### Supplied data ###

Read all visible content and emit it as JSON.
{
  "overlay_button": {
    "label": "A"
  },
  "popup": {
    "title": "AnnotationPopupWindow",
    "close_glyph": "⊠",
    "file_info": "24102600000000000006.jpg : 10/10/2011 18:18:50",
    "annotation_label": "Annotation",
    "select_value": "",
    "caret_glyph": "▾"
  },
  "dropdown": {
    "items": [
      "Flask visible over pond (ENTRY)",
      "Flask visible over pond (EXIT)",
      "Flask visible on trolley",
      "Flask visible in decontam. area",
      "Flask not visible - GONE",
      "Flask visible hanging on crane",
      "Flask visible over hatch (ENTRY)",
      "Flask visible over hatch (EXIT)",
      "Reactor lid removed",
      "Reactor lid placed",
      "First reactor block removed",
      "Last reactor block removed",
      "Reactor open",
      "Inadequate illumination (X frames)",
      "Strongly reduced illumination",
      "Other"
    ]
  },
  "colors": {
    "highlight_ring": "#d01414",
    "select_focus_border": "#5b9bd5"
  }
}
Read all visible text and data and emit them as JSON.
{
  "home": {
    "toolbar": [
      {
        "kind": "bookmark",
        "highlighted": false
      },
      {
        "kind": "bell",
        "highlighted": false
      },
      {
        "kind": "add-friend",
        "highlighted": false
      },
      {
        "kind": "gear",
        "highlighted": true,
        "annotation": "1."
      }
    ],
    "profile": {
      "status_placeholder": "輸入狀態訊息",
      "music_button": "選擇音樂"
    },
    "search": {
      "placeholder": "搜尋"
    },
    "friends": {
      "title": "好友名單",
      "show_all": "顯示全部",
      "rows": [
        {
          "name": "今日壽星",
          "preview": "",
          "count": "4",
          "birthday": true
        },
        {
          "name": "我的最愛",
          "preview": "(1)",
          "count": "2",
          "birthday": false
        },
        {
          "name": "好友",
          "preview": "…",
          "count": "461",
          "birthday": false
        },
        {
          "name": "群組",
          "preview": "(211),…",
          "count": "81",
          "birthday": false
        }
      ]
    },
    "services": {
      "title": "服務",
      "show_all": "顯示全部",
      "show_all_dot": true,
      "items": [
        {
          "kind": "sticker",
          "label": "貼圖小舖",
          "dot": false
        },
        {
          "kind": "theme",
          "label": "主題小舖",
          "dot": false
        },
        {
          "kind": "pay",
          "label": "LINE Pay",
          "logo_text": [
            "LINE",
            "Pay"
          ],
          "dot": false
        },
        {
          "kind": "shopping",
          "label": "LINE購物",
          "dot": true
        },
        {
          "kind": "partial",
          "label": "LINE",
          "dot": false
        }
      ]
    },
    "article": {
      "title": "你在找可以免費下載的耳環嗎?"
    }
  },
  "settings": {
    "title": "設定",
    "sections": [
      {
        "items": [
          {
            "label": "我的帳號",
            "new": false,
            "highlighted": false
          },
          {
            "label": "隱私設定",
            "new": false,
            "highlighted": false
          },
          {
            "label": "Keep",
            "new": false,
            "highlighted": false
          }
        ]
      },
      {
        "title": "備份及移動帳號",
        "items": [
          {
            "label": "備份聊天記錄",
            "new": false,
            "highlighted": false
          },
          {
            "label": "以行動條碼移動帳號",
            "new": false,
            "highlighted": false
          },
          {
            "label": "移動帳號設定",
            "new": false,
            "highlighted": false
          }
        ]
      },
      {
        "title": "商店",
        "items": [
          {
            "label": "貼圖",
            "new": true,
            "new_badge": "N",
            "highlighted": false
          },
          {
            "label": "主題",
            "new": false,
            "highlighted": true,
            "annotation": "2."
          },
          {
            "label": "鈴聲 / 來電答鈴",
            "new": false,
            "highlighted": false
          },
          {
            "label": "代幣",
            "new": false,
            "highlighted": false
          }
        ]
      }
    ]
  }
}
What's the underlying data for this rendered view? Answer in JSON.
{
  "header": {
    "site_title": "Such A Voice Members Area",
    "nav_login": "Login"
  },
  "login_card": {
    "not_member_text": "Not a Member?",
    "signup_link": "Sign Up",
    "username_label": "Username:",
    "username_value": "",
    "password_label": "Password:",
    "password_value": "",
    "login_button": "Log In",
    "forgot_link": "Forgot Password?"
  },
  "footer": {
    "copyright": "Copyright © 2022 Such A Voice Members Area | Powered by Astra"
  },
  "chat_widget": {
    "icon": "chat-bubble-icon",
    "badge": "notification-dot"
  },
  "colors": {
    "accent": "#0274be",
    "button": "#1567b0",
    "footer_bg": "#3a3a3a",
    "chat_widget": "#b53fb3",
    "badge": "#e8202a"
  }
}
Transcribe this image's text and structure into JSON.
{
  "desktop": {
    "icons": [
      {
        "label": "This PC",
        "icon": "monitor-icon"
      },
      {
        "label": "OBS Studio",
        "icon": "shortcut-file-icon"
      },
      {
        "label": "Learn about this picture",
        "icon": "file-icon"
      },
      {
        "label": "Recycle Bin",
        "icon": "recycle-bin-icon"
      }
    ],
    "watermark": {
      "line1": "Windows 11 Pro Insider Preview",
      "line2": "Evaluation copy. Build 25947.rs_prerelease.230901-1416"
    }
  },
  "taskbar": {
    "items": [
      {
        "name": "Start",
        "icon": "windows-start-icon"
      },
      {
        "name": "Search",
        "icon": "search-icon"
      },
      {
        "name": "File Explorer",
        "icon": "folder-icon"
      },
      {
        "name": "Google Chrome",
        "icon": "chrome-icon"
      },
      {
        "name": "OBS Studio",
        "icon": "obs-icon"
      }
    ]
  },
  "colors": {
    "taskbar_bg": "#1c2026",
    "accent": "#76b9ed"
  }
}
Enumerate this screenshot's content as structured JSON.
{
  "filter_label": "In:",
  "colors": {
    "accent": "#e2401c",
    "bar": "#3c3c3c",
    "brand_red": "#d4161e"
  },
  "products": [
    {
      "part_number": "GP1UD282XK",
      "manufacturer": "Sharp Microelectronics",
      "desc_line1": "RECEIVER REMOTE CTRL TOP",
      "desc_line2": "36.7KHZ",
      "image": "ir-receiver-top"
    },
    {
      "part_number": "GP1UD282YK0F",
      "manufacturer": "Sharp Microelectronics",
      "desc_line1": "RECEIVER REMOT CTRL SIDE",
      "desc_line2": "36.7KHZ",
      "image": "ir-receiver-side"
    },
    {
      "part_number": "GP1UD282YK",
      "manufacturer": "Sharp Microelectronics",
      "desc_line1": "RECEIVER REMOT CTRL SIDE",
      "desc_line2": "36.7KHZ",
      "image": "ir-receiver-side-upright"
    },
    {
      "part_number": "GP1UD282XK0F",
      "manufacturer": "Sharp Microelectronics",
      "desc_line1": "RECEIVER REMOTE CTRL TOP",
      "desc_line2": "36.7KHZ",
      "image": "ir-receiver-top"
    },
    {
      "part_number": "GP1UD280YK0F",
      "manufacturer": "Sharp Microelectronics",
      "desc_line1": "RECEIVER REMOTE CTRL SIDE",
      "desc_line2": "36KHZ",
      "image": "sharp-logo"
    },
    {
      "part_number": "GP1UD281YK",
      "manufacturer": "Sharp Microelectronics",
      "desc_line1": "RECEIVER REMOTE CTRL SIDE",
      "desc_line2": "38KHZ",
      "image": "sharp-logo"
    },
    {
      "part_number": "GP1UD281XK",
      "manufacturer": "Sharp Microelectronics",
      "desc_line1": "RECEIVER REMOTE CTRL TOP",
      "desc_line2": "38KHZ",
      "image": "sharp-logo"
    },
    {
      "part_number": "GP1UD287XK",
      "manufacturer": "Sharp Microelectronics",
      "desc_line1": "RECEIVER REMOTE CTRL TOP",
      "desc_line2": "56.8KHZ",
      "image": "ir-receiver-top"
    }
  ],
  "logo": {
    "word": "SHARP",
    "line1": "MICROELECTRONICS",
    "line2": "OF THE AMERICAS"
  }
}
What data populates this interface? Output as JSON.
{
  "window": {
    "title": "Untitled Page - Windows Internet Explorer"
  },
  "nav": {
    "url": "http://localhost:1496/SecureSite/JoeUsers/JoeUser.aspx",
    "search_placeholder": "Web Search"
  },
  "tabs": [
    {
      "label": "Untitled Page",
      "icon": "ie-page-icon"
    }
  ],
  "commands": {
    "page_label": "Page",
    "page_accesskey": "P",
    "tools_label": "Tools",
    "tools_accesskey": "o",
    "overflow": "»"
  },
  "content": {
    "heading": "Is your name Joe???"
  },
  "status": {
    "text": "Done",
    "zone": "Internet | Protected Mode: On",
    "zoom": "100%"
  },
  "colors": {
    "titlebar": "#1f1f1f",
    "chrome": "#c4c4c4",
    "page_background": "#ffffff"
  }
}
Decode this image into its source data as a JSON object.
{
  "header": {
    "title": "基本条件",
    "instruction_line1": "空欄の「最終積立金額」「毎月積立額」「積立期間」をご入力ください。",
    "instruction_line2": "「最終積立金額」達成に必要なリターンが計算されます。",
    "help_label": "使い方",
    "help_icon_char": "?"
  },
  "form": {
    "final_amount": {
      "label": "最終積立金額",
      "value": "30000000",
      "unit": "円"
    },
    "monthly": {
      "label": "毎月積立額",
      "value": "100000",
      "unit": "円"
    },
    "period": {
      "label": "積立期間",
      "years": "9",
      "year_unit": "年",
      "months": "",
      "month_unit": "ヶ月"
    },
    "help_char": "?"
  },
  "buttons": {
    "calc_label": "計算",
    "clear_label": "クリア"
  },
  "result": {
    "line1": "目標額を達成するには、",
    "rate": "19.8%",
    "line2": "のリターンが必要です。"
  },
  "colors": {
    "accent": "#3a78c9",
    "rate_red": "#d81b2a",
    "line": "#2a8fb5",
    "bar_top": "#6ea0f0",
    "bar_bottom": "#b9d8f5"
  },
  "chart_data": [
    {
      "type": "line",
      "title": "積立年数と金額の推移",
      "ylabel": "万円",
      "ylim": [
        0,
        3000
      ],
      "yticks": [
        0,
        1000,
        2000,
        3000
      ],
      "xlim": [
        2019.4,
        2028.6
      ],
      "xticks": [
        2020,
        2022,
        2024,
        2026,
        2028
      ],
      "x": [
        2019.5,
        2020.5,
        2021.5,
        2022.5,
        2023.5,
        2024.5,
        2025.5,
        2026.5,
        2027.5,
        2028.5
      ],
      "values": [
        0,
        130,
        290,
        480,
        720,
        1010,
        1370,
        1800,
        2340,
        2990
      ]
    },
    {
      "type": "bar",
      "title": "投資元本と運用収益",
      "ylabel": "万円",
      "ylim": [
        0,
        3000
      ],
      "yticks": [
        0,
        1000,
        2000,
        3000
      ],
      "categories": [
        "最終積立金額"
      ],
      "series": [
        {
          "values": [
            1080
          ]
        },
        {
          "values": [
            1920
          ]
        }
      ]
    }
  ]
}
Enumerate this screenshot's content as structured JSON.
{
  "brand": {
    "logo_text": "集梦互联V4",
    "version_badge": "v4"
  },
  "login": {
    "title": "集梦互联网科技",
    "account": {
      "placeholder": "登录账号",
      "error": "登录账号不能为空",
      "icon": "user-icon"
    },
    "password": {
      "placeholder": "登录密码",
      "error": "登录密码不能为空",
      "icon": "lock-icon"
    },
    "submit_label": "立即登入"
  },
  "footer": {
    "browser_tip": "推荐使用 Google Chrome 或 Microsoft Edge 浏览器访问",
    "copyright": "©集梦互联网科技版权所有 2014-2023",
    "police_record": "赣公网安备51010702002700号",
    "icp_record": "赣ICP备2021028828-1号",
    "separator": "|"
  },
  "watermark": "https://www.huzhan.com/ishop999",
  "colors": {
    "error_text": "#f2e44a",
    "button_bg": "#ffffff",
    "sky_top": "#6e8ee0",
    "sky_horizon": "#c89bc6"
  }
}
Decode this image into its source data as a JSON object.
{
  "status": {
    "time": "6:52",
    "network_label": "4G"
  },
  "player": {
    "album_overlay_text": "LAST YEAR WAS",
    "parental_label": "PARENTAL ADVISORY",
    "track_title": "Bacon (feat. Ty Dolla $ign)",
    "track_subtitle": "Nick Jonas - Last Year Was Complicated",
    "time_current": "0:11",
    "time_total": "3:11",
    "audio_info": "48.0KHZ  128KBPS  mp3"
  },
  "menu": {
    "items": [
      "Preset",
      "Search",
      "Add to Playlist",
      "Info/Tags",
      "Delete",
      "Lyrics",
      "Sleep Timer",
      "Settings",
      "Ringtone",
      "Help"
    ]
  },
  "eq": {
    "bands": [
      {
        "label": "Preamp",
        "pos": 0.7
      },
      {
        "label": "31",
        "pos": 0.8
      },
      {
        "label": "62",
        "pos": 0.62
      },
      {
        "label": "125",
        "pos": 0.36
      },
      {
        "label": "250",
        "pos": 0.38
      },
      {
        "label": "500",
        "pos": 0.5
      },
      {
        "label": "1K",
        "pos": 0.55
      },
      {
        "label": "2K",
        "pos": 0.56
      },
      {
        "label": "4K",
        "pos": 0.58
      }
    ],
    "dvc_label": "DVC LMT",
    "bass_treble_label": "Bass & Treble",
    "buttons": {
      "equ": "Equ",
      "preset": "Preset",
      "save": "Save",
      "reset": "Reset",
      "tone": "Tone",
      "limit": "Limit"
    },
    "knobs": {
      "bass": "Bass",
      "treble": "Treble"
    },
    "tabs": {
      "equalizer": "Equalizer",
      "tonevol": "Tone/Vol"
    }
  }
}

###

> [Required work] Copy each line containing the word "毎月積立額" from the data.

> [Exercise result]
    "instruction_line1": "空欄の「最終積立金額」「毎月積立額」「積立期間」をご入力ください。",
      "label": "毎月積立額",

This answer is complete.